**Excerpted records:**

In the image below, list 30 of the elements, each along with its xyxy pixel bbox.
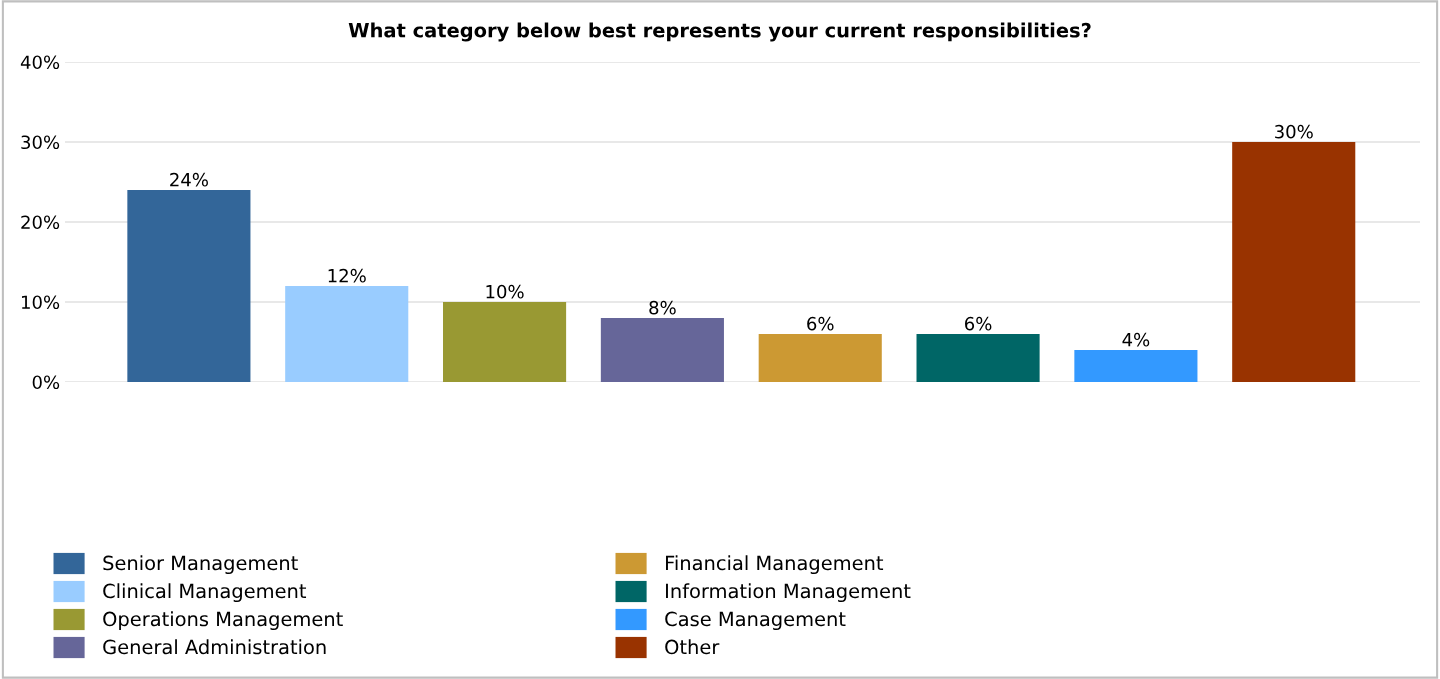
legend-label: Financial Management — [666, 555, 884, 575]
data-label: 12% — [328, 268, 366, 283]
bar — [600, 318, 724, 382]
y-tick-label: 40% — [20, 55, 60, 70]
bar — [1232, 142, 1356, 382]
data-label: 4% — [1122, 332, 1150, 347]
bar — [127, 190, 251, 382]
data-label: 30% — [1275, 124, 1313, 139]
data-label: 8% — [649, 300, 676, 315]
bar — [758, 334, 882, 382]
bar — [1074, 350, 1198, 382]
legend-label: Information Management — [666, 583, 911, 603]
y-tick-label: 30% — [21, 135, 60, 150]
bar — [443, 302, 567, 382]
data-label: 24% — [170, 172, 208, 187]
legend-label: Case Management — [665, 611, 846, 631]
data-label: 10% — [486, 284, 524, 299]
y-tick-label: 20% — [21, 215, 60, 230]
chart-title: What category below best represents your current responsibilities? — [348, 22, 1091, 42]
y-tick-label: 0% — [32, 375, 60, 390]
y-tick-label: 10% — [21, 295, 60, 310]
legend-label: Clinical Management — [103, 583, 307, 603]
bar — [285, 286, 409, 382]
bar — [916, 334, 1040, 382]
legend-label: Operations Management — [103, 611, 343, 631]
legend-label: Senior Management — [103, 555, 298, 575]
legend-label: General Administration — [103, 639, 326, 655]
data-label: 6% — [965, 316, 992, 331]
legend-label: Other — [665, 639, 720, 655]
data-label: 6% — [807, 316, 834, 331]
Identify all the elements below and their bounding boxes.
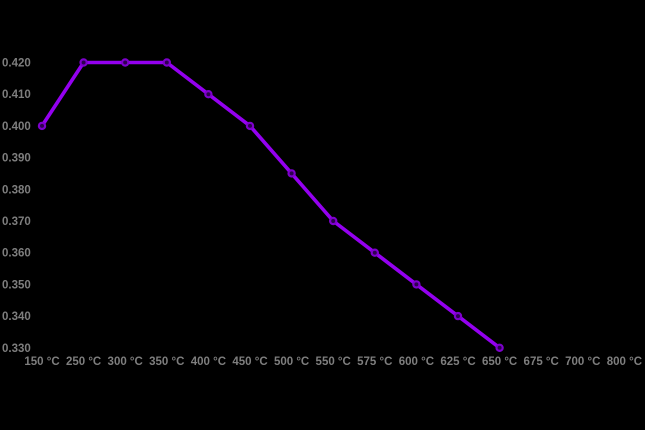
x-axis-tick-label: 650 °C — [482, 356, 517, 368]
data-point-marker — [412, 280, 421, 289]
x-axis-tick-label: 250 °C — [66, 356, 101, 368]
x-axis-tick-label: 575 °C — [357, 356, 392, 368]
x-axis-tick-label: 700 °C — [565, 356, 600, 368]
data-point-marker — [162, 58, 171, 67]
data-point-marker — [120, 58, 130, 67]
x-axis-tick-label: 600 °C — [399, 356, 434, 368]
x-axis-tick-label: 550 °C — [316, 356, 351, 368]
x-axis-tick-label: 800 °C — [607, 356, 642, 368]
data-point-marker — [245, 121, 255, 131]
y-axis-tick-label: 0.410 — [2, 89, 31, 101]
data-point-marker — [79, 58, 88, 67]
series-line — [40, 60, 502, 350]
x-axis-tick-label: 500 °C — [274, 356, 309, 368]
data-point-marker — [329, 216, 338, 226]
y-axis-tick-label: 0.350 — [2, 279, 31, 291]
data-point-marker — [453, 311, 463, 321]
y-axis-tick-label: 0.370 — [2, 216, 31, 228]
data-point-marker — [204, 89, 213, 99]
data-point-marker — [287, 169, 296, 178]
x-axis-tick-label: 450 °C — [232, 356, 267, 368]
data-point-marker — [495, 343, 504, 352]
y-axis-tick-label: 0.360 — [2, 248, 31, 260]
y-axis-tick-label: 0.340 — [2, 311, 31, 323]
x-axis-tick-label: 300 °C — [108, 356, 143, 368]
y-axis-tick-label: 0.380 — [2, 184, 31, 196]
x-axis-tick-label: 350 °C — [149, 356, 184, 368]
data-point-marker — [37, 121, 47, 131]
y-axis-tick-label: 0.420 — [2, 58, 31, 70]
data-point-marker — [370, 248, 379, 257]
y-axis-tick-label: 0.400 — [2, 121, 31, 133]
x-axis-tick-label: 625 °C — [440, 356, 475, 368]
x-axis-tick-label: 150 °C — [24, 356, 59, 368]
y-axis-tick-label: 0.390 — [2, 153, 31, 165]
y-axis-tick-label: 0.330 — [2, 343, 31, 355]
x-axis-tick-label: 675 °C — [524, 356, 559, 368]
x-axis-tick-label: 400 °C — [191, 356, 226, 368]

**Requirements:**
Copy the listing above word for word, without the pictures.

**Written answer:**
In the image below, list 30 of the elements, each along with its xyxy pixel bbox.
legend-label: Financial Management — [666, 555, 884, 575]
data-label: 12% — [328, 268, 366, 283]
bar — [600, 318, 724, 382]
y-tick-label: 40% — [20, 55, 60, 70]
bar — [1232, 142, 1356, 382]
data-label: 4% — [1122, 332, 1150, 347]
bar — [127, 190, 251, 382]
data-label: 30% — [1275, 124, 1313, 139]
data-label: 8% — [649, 300, 676, 315]
bar — [758, 334, 882, 382]
bar — [1074, 350, 1198, 382]
legend-label: Information Management — [666, 583, 911, 603]
y-tick-label: 30% — [21, 135, 60, 150]
bar — [443, 302, 567, 382]
data-label: 24% — [170, 172, 208, 187]
legend-label: Case Management — [665, 611, 846, 631]
data-label: 10% — [486, 284, 524, 299]
y-tick-label: 20% — [21, 215, 60, 230]
chart-title: What category below best represents your current responsibilities? — [348, 22, 1091, 42]
y-tick-label: 0% — [32, 375, 60, 390]
y-tick-label: 10% — [21, 295, 60, 310]
legend-label: Clinical Management — [103, 583, 307, 603]
bar — [285, 286, 409, 382]
bar — [916, 334, 1040, 382]
legend-label: Operations Management — [103, 611, 343, 631]
legend-label: Senior Management — [103, 555, 298, 575]
legend-label: General Administration — [103, 639, 326, 655]
data-label: 6% — [965, 316, 992, 331]
legend-label: Other — [665, 639, 720, 655]
data-label: 6% — [807, 316, 834, 331]
Identify all the elements below and their bounding boxes.
x-axis-tick-label: 650 °C — [482, 356, 517, 368]
data-point-marker — [412, 280, 421, 289]
x-axis-tick-label: 250 °C — [66, 356, 101, 368]
x-axis-tick-label: 575 °C — [357, 356, 392, 368]
x-axis-tick-label: 700 °C — [565, 356, 600, 368]
data-point-marker — [162, 58, 171, 67]
data-point-marker — [120, 58, 130, 67]
x-axis-tick-label: 600 °C — [399, 356, 434, 368]
x-axis-tick-label: 550 °C — [316, 356, 351, 368]
x-axis-tick-label: 800 °C — [607, 356, 642, 368]
data-point-marker — [245, 121, 255, 131]
y-axis-tick-label: 0.410 — [2, 89, 31, 101]
data-point-marker — [79, 58, 88, 67]
series-line — [40, 60, 502, 350]
x-axis-tick-label: 500 °C — [274, 356, 309, 368]
data-point-marker — [329, 216, 338, 226]
y-axis-tick-label: 0.350 — [2, 279, 31, 291]
data-point-marker — [453, 311, 463, 321]
y-axis-tick-label: 0.370 — [2, 216, 31, 228]
data-point-marker — [204, 89, 213, 99]
data-point-marker — [287, 169, 296, 178]
x-axis-tick-label: 450 °C — [232, 356, 267, 368]
data-point-marker — [495, 343, 504, 352]
y-axis-tick-label: 0.360 — [2, 248, 31, 260]
y-axis-tick-label: 0.340 — [2, 311, 31, 323]
x-axis-tick-label: 300 °C — [108, 356, 143, 368]
y-axis-tick-label: 0.380 — [2, 184, 31, 196]
x-axis-tick-label: 350 °C — [149, 356, 184, 368]
data-point-marker — [37, 121, 47, 131]
y-axis-tick-label: 0.420 — [2, 58, 31, 70]
data-point-marker — [370, 248, 379, 257]
y-axis-tick-label: 0.400 — [2, 121, 31, 133]
x-axis-tick-label: 625 °C — [440, 356, 475, 368]
x-axis-tick-label: 150 °C — [24, 356, 59, 368]
y-axis-tick-label: 0.390 — [2, 153, 31, 165]
y-axis-tick-label: 0.330 — [2, 343, 31, 355]
x-axis-tick-label: 675 °C — [524, 356, 559, 368]
x-axis-tick-label: 400 °C — [191, 356, 226, 368]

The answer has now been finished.